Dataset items

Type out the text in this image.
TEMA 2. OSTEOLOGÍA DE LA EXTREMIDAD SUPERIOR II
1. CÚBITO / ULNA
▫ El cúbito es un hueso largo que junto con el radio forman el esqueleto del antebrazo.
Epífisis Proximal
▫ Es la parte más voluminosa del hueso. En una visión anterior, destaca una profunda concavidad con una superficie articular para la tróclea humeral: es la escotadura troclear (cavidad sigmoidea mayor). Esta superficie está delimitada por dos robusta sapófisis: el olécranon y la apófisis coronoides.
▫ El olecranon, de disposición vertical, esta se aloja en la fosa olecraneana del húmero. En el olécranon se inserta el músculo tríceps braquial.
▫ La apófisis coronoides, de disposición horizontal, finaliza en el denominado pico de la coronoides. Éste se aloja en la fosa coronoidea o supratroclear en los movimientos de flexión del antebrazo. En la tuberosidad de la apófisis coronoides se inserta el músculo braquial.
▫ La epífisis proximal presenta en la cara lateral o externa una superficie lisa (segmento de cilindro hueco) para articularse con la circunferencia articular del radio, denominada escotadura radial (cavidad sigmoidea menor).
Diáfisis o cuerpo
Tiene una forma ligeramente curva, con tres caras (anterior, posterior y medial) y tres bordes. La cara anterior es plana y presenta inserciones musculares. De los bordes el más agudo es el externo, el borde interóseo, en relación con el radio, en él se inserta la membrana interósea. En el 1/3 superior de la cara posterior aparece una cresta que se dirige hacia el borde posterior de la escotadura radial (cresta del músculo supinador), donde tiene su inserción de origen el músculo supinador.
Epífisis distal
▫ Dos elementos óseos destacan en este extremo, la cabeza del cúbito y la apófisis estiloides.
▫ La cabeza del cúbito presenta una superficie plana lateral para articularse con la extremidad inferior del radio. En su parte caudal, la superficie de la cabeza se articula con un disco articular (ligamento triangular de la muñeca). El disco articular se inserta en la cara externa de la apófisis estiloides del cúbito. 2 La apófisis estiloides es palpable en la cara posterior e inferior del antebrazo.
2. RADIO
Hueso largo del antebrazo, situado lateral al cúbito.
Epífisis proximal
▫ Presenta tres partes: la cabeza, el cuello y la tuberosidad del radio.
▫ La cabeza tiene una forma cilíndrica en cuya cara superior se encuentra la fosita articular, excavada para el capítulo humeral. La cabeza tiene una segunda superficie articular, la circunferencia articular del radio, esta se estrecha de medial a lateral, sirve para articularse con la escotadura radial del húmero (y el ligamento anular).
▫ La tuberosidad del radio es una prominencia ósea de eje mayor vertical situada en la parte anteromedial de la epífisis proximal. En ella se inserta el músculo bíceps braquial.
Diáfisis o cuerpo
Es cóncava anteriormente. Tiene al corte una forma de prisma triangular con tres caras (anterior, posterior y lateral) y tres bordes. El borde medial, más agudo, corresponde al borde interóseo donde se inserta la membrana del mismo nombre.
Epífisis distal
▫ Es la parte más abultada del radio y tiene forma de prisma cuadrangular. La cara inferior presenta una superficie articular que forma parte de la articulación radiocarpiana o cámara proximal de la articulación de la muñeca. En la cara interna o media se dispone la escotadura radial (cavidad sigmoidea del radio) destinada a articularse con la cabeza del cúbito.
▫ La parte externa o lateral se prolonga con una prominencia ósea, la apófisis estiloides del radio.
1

Directions for this task:
In the records, locate each line holding the string "fosa" and copy it.

Response to the task:
▫ El olecranon, de disposición vertical, esta se aloja en la fosa olecraneana del húmero. En el olécranon se inserta el músculo tríceps braquial.
▫ La apófisis coronoides, de disposición horizontal, finaliza en el denominado pico de la coronoides. Éste se aloja en la fosa coronoidea o supratroclear en los movimientos de flexión del antebrazo. En la tuberosidad de la apófisis coronoides se inserta el músculo braquial.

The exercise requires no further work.